_DO THIS_
Format every line of the items as a numbered list, omitting blank lines and leaving the pictures out.

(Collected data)
**********

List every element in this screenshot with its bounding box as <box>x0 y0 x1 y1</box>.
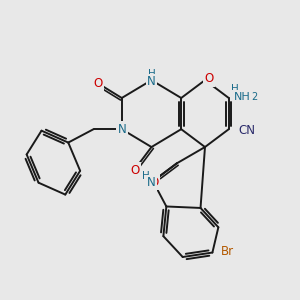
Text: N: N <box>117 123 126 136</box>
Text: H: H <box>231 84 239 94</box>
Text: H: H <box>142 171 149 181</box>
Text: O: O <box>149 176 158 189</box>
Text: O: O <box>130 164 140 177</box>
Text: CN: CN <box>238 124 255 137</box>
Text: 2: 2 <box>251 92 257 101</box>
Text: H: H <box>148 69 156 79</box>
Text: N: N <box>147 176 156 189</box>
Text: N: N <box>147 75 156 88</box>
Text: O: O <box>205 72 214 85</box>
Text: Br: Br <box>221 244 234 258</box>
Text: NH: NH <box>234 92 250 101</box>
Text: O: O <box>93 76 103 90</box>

**********

_OUTPUT OF THE TASK_
1. List every element in this screenshot with its bounding box as <box>x0 y0 x1 y1</box>.
2. Text: N: N <box>117 123 126 136</box>
3. Text: H: H <box>231 84 239 94</box>
4. Text: H: H <box>142 171 149 181</box>
5. Text: O: O <box>149 176 158 189</box>
6. Text: O: O <box>130 164 140 177</box>
7. Text: CN: CN <box>238 124 255 137</box>
8. Text: 2: 2 <box>251 92 257 101</box>
9. Text: H: H <box>148 69 156 79</box>
10. Text: N: N <box>147 176 156 189</box>
11. Text: N: N <box>147 75 156 88</box>
12. Text: O: O <box>205 72 214 85</box>
13. Text: Br: Br <box>221 244 234 258</box>
14. Text: NH: NH <box>234 92 250 101</box>
15. Text: O: O <box>93 76 103 90</box>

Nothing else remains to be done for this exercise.